> **Records shown**
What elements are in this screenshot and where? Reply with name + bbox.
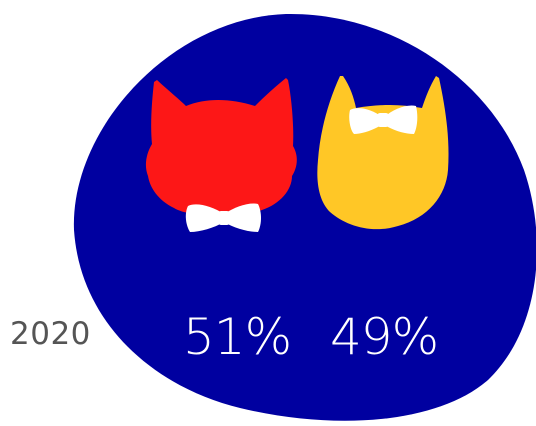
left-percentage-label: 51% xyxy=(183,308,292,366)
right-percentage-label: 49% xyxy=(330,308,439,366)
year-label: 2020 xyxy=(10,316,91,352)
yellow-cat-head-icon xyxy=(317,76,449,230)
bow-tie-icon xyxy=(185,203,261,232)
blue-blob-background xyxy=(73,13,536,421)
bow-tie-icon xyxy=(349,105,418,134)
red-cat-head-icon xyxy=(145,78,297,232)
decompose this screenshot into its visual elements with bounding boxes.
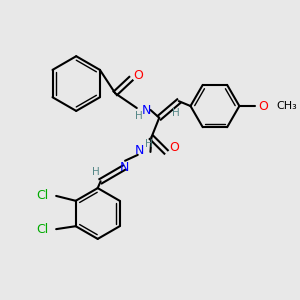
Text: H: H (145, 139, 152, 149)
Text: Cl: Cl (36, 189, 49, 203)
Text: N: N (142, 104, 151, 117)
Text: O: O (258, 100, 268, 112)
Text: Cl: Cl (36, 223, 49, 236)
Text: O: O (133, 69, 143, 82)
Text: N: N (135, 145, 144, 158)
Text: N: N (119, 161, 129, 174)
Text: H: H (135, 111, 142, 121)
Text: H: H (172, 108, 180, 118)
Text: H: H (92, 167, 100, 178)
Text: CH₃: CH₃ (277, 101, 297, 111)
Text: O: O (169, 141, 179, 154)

> **Given task**
Rewrite every line of the records above as a Markdown table with the columns "Row" and "Line", numbering the rows in order and skipping blank lines. Leave the pictures out of the table.

> **Written solution**
| Row | Line |
|---|---|
| 1 | What elements are in this screenshot and where? Reply with name + bbox. |
| 2 | left-percentage-label: 51% xyxy=(183,308,292,366) |
| 3 | right-percentage-label: 49% xyxy=(330,308,439,366) |
| 4 | year-label: 2020 xyxy=(10,316,91,352) |
| 5 | yellow-cat-head-icon xyxy=(317,76,449,230) |
| 6 | bow-tie-icon xyxy=(185,203,261,232) |
| 7 | blue-blob-background xyxy=(73,13,536,421) |
| 8 | bow-tie-icon xyxy=(349,105,418,134) |
| 9 | red-cat-head-icon xyxy=(145,78,297,232) |
| 10 | decompose this screenshot into its visual elements with bounding boxes. |
| 11 | Text: H: H (145, 139, 152, 149) |
| 12 | Text: Cl: Cl (36, 189, 49, 203) |
| 13 | Text: N: N (142, 104, 151, 117) |
| 14 | Text: O: O (258, 100, 268, 112) |
| 15 | Text: Cl: Cl (36, 223, 49, 236) |
| 16 | Text: O: O (133, 69, 143, 82) |
| 17 | Text: N: N (135, 145, 144, 158) |
| 18 | Text: N: N (119, 161, 129, 174) |
| 19 | Text: H: H (135, 111, 142, 121) |
| 20 | Text: H: H (172, 108, 180, 118) |
| 21 | Text: H: H (92, 167, 100, 178) |
| 22 | Text: CH₃: CH₃ (277, 101, 297, 111) |
| 23 | Text: O: O (169, 141, 179, 154) |